__Exercise task__: Your answer should be a single number: the count of lines that include the word "capita".

__Data for processing__:
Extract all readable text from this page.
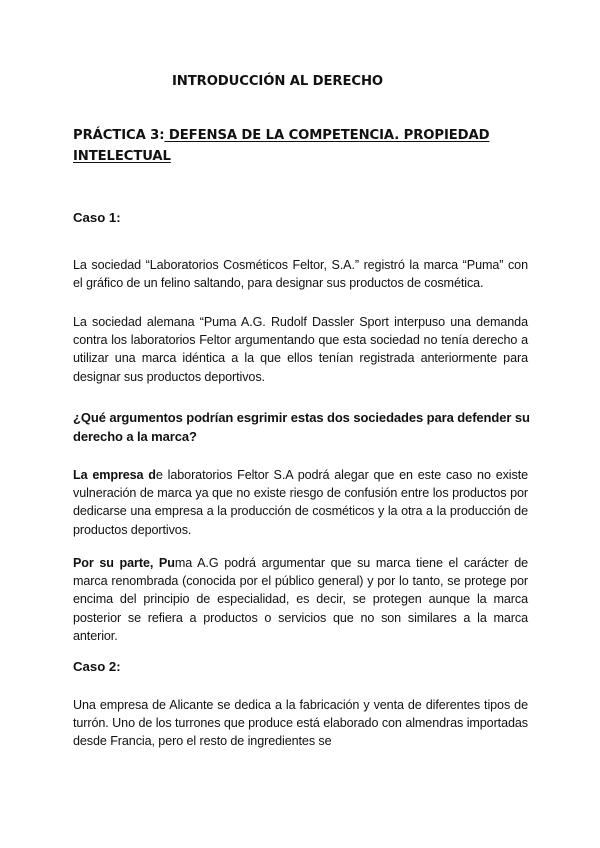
INTRODUCCIÓN AL DERECHO
PRÁCTICA 3: DEFENSA DE LA COMPETENCIA. PROPIEDAD
INTELECTUAL
Caso 1:
La sociedad “Laboratorios Cosméticos Feltor, S.A.” registró la marca “Puma” con el gráfico de un felino saltando, para designar sus productos de cosmética.
La sociedad alemana “Puma A.G. Rudolf Dassler Sport interpuso una demanda contra los laboratorios Feltor argumentando que esta sociedad no tenía derecho a utilizar una marca idéntica a la que ellos tenían registrada anteriormente para designar sus productos deportivos.
¿Qué argumentos podrían esgrimir estas dos sociedades para defender su derecho a la marca?
La empresa de laboratorios Feltor S.A podrá alegar que en este caso no existe vulneración de marca ya que no existe riesgo de confusión entre los productos por dedicarse una empresa a la producción de cosméticos y la otra a la producción de productos deportivos.
Por su parte, Puma A.G podrá argumentar que su marca tiene el carácter de marca renombrada (conocida por el público general) y por lo tanto, se protege por encima del principio de especialidad, es decir, se protegen aunque la marca posterior se refiera a productos o servicios que no son similares a la marca anterior.
Caso 2:
Una empresa de Alicante se dedica a la fabricación y venta de diferentes tipos de turrón. Uno de los turrones que produce está elaborado con almendras importadas desde Francia, pero el resto de ingredientes se
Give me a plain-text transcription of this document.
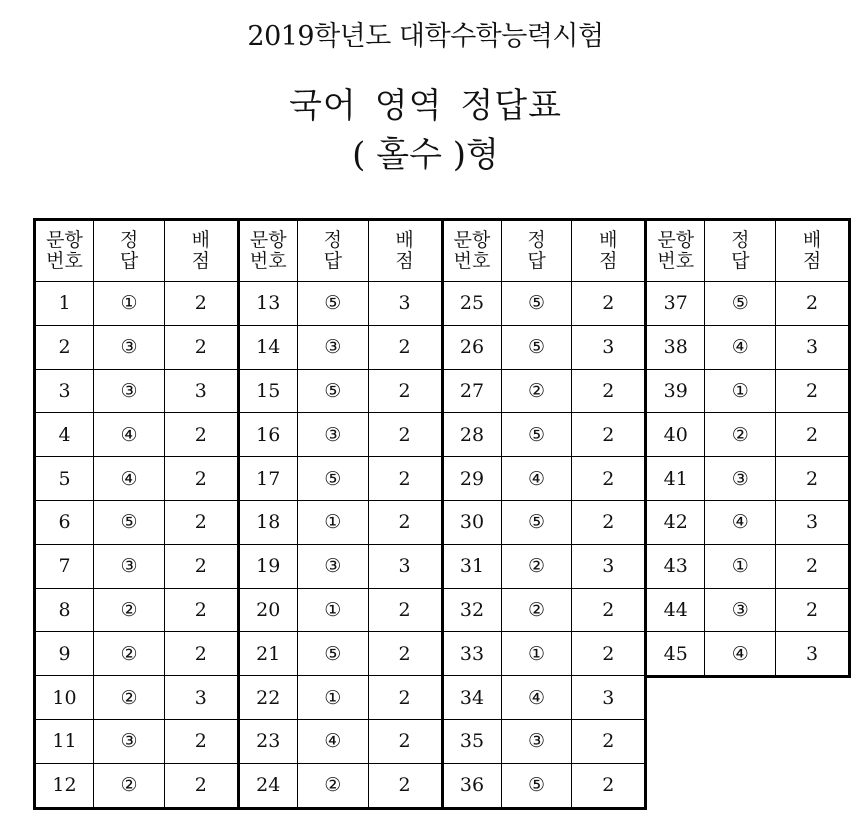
2019학년도 대학수학능력시험
국어 영역 정답표
( 홀수 )형
문항
번호	정 답	배 점
1	①	2
2	③	2
3	③	3
4	④	2
5	④	2
6	⑤	2
7	③	2
8	②	2
9	②	2
10	②	3
11	③	2
12	②	2
문항
번호	정 답	배 점
13	⑤	3
14	③	2
15	⑤	2
16	③	2
17	⑤	2
18	①	2
19	③	3
20	①	2
21	⑤	2
22	①	2
23	④	2
24	②	2
문항
번호	정 답	배 점
25	⑤	2
26	⑤	3
27	②	2
28	⑤	2
29	④	2
30	⑤	2
31	②	3
32	②	2
33	①	2
34	④	3
35	③	2
36	⑤	2
문항
번호	정 답	배 점
37	⑤	2
38	④	3
39	①	2
40	②	2
41	③	2
42	④	3
43	①	2
44	③	2
45	④	3
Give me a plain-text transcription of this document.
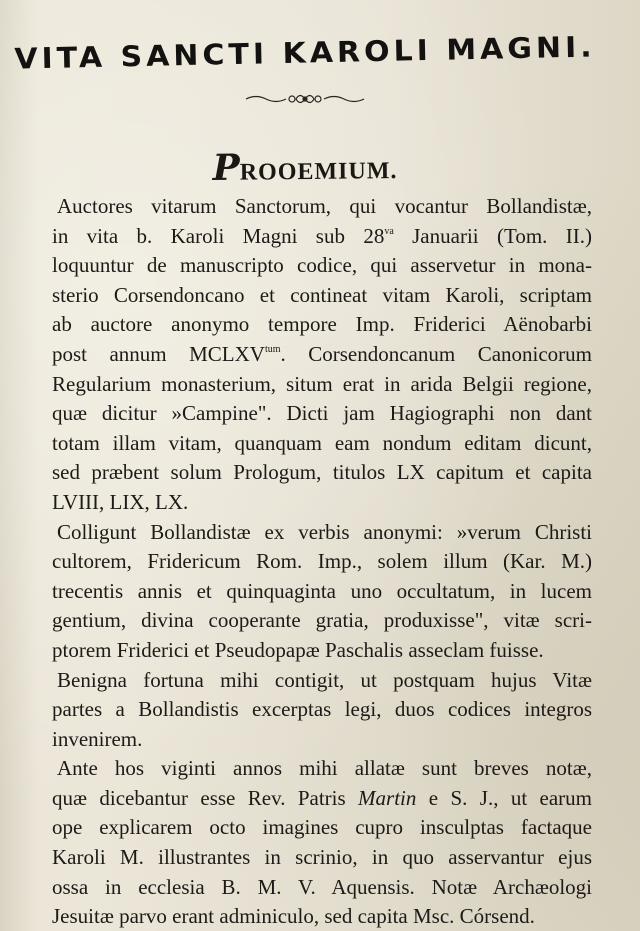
VITA SANCTI KAROLI MAGNI.
PROOEMIUM.
Auctores vitarum Sanctorum, qui vocantur Bollandistæ,
in vita b. Karoli Magni sub $28^{va}$ Januarii (Tom. II.)
loquuntur de manuscripto codice, qui asservetur in mona-
sterio Corsendoncano et contineat vitam Karoli, scriptam
ab auctore anonymo tempore Imp. Friderici Aënobarbi
post annum $MCLXV^{tum}$. Corsendoncanum Canonicorum
Regularium monasterium, situm erat in arida Belgii regione,
quæ dicitur »Campine". Dicti jam Hagiographi non dant
totam illam vitam, quanquam eam nondum editam dicunt,
sed præbent solum Prologum, titulos LX capitum et capita
LVIII, LIX, LX.
Colligunt Bollandistæ ex verbis anonymi: »verum Christi
cultorem, Fridericum Rom. Imp., solem illum (Kar. M.)
trecentis annis et quinquaginta uno occultatum, in lucem
gentium, divina cooperante gratia, produxisse", vitæ scri-
ptorem Friderici et Pseudopapæ Paschalis asseclam fuisse.
Benigna fortuna mihi contigit, ut postquam hujus Vitæ
partes a Bollandistis excerptas legi, duos codices integros
invenirem.
Ante hos viginti annos mihi allatæ sunt breves notæ,
quæ dicebantur esse Rev. Patris Martin e S. J., ut earum
ope explicarem octo imagines cupro insculptas factaque
Karoli M. illustrantes in scrinio, in quo asservantur ejus
ossa in ecclesia B. M. V. Aquensis. Notæ Archæologi
Jesuitæ parvo erant adminiculo, sed capita Msc. Córsend.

__Exercise result__: 2